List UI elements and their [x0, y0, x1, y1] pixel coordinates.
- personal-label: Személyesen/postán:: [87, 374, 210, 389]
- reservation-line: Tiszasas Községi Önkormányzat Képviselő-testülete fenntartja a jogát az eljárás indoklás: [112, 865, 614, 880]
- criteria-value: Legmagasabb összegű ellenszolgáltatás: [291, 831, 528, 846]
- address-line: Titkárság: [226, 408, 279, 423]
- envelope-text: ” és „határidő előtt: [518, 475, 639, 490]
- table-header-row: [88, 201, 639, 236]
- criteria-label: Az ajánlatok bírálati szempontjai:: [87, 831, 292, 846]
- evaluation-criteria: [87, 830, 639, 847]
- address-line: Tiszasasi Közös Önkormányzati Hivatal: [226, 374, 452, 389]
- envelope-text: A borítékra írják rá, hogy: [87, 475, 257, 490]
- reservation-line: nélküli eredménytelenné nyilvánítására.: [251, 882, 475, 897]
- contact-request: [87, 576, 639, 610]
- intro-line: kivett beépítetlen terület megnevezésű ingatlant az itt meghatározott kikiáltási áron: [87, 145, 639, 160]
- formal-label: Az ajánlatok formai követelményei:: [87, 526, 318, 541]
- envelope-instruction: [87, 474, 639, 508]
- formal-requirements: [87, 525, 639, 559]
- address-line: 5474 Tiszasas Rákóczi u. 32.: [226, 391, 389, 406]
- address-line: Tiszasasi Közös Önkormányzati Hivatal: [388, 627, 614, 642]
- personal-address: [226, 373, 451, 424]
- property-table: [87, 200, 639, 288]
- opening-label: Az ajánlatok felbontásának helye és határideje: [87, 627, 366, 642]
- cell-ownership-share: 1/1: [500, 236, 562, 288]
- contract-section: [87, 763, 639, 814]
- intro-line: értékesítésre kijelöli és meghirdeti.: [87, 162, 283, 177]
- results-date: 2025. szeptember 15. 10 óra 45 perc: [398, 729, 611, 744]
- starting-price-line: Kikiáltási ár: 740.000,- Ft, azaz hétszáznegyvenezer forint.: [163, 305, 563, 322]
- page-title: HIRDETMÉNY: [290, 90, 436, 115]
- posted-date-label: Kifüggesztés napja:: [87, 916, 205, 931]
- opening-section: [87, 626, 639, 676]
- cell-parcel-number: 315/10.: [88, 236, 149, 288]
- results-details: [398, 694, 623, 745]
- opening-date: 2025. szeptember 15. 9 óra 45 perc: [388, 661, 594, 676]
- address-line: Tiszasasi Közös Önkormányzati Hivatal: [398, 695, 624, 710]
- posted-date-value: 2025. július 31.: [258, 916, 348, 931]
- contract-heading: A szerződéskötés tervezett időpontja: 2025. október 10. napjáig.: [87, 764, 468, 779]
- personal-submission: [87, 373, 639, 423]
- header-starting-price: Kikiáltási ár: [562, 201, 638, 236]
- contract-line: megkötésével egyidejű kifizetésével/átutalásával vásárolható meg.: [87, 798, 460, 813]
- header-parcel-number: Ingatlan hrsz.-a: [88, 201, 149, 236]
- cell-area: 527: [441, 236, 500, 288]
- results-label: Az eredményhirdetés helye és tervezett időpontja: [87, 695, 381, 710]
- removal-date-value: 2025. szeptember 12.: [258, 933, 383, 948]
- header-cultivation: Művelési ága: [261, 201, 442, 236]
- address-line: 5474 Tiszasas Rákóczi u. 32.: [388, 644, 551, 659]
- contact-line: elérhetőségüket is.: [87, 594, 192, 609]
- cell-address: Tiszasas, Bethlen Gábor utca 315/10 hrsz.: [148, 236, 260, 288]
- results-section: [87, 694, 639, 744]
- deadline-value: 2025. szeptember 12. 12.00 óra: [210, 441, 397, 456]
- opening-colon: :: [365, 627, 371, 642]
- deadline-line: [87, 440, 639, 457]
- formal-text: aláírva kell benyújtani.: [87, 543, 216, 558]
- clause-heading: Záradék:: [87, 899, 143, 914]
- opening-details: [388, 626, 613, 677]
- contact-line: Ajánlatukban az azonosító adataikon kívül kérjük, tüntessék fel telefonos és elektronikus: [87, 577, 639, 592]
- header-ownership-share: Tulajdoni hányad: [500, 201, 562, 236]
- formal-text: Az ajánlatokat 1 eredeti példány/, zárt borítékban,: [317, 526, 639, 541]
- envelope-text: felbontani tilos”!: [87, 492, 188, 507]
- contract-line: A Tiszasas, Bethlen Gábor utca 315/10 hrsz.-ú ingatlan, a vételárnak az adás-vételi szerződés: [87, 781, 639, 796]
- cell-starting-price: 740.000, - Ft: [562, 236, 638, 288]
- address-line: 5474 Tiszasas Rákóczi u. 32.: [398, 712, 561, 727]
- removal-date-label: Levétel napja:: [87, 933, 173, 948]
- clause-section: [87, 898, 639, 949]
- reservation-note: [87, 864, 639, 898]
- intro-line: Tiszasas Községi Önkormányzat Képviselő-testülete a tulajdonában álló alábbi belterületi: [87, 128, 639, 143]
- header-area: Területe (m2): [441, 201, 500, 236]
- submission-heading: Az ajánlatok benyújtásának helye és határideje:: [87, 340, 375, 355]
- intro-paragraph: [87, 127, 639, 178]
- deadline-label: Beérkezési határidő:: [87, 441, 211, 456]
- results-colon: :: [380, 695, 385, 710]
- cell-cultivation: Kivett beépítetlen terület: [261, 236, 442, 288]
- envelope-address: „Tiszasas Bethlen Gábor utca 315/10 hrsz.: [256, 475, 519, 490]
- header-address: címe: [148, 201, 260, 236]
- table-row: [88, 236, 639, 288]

━━━

• [INSTRUCTION]
Please reproduce all of the entries above line for line, without changing anything.

• [WRITTEN RESPONSE]
List UI elements and their [x0, y0, x1, y1] pixel coordinates.
- personal-label: Személyesen/postán:: [87, 374, 210, 389]
- reservation-line: Tiszasas Községi Önkormányzat Képviselő-testülete fenntartja a jogát az eljárás indoklás: [112, 865, 614, 880]
- criteria-value: Legmagasabb összegű ellenszolgáltatás: [291, 831, 528, 846]
- address-line: Titkárság: [226, 408, 279, 423]
- envelope-text: ” és „határidő előtt: [518, 475, 639, 490]
- table-header-row: [88, 201, 639, 236]
- criteria-label: Az ajánlatok bírálati szempontjai:: [87, 831, 292, 846]
- evaluation-criteria: [87, 830, 639, 847]
- address-line: Tiszasasi Közös Önkormányzati Hivatal: [226, 374, 452, 389]
- envelope-text: A borítékra írják rá, hogy: [87, 475, 257, 490]
- reservation-line: nélküli eredménytelenné nyilvánítására.: [251, 882, 475, 897]
- contact-request: [87, 576, 639, 610]
- intro-line: kivett beépítetlen terület megnevezésű ingatlant az itt meghatározott kikiáltási áron: [87, 145, 639, 160]
- formal-label: Az ajánlatok formai követelményei:: [87, 526, 318, 541]
- envelope-instruction: [87, 474, 639, 508]
- formal-requirements: [87, 525, 639, 559]
- address-line: 5474 Tiszasas Rákóczi u. 32.: [226, 391, 389, 406]
- address-line: Tiszasasi Közös Önkormányzati Hivatal: [388, 627, 614, 642]
- personal-address: [226, 373, 451, 424]
- property-table: [87, 200, 639, 288]
- opening-label: Az ajánlatok felbontásának helye és határideje: [87, 627, 366, 642]
- cell-ownership-share: 1/1: [500, 236, 562, 288]
- contract-section: [87, 763, 639, 814]
- intro-line: értékesítésre kijelöli és meghirdeti.: [87, 162, 283, 177]
- results-date: 2025. szeptember 15. 10 óra 45 perc: [398, 729, 611, 744]
- starting-price-line: Kikiáltási ár: 740.000,- Ft, azaz hétszáznegyvenezer forint.: [163, 305, 563, 322]
- page-title: HIRDETMÉNY: [290, 90, 436, 115]
- posted-date-label: Kifüggesztés napja:: [87, 916, 205, 931]
- opening-section: [87, 626, 639, 676]
- cell-parcel-number: 315/10.: [88, 236, 149, 288]
- results-details: [398, 694, 623, 745]
- opening-date: 2025. szeptember 15. 9 óra 45 perc: [388, 661, 594, 676]
- address-line: Tiszasasi Közös Önkormányzati Hivatal: [398, 695, 624, 710]
- posted-date-value: 2025. július 31.: [258, 916, 348, 931]
- contract-heading: A szerződéskötés tervezett időpontja: 2025. október 10. napjáig.: [87, 764, 468, 779]
- personal-submission: [87, 373, 639, 423]
- header-starting-price: Kikiáltási ár: [562, 201, 638, 236]
- contract-line: megkötésével egyidejű kifizetésével/átutalásával vásárolható meg.: [87, 798, 460, 813]
- header-parcel-number: Ingatlan hrsz.-a: [88, 201, 149, 236]
- cell-area: 527: [441, 236, 500, 288]
- results-label: Az eredményhirdetés helye és tervezett időpontja: [87, 695, 381, 710]
- removal-date-value: 2025. szeptember 12.: [258, 933, 383, 948]
- header-cultivation: Művelési ága: [261, 201, 442, 236]
- address-line: 5474 Tiszasas Rákóczi u. 32.: [388, 644, 551, 659]
- contact-line: elérhetőségüket is.: [87, 594, 192, 609]
- cell-address: Tiszasas, Bethlen Gábor utca 315/10 hrsz.: [148, 236, 260, 288]
- results-section: [87, 694, 639, 744]
- deadline-value: 2025. szeptember 12. 12.00 óra: [210, 441, 397, 456]
- opening-colon: :: [365, 627, 371, 642]
- deadline-line: [87, 440, 639, 457]
- formal-text: aláírva kell benyújtani.: [87, 543, 216, 558]
- clause-heading: Záradék:: [87, 899, 143, 914]
- opening-details: [388, 626, 613, 677]
- contact-line: Ajánlatukban az azonosító adataikon kívül kérjük, tüntessék fel telefonos és elektronikus: [87, 577, 639, 592]
- header-ownership-share: Tulajdoni hányad: [500, 201, 562, 236]
- formal-text: Az ajánlatokat 1 eredeti példány/, zárt borítékban,: [317, 526, 639, 541]
- envelope-text: felbontani tilos”!: [87, 492, 188, 507]
- contract-line: A Tiszasas, Bethlen Gábor utca 315/10 hrsz.-ú ingatlan, a vételárnak az adás-vételi szerződés: [87, 781, 639, 796]
- cell-starting-price: 740.000, - Ft: [562, 236, 638, 288]
- address-line: 5474 Tiszasas Rákóczi u. 32.: [398, 712, 561, 727]
- removal-date-label: Levétel napja:: [87, 933, 173, 948]
- clause-section: [87, 898, 639, 949]
- reservation-note: [87, 864, 639, 898]
- intro-line: Tiszasas Községi Önkormányzat Képviselő-testülete a tulajdonában álló alábbi belterületi: [87, 128, 639, 143]
- header-area: Területe (m2): [441, 201, 500, 236]
- submission-heading: Az ajánlatok benyújtásának helye és határideje:: [87, 340, 375, 355]
- intro-paragraph: [87, 127, 639, 178]
- deadline-label: Beérkezési határidő:: [87, 441, 211, 456]
- results-colon: :: [380, 695, 385, 710]
- cell-cultivation: Kivett beépítetlen terület: [261, 236, 442, 288]
- envelope-address: „Tiszasas Bethlen Gábor utca 315/10 hrsz.: [256, 475, 519, 490]
- header-address: címe: [148, 201, 260, 236]
- table-row: [88, 236, 639, 288]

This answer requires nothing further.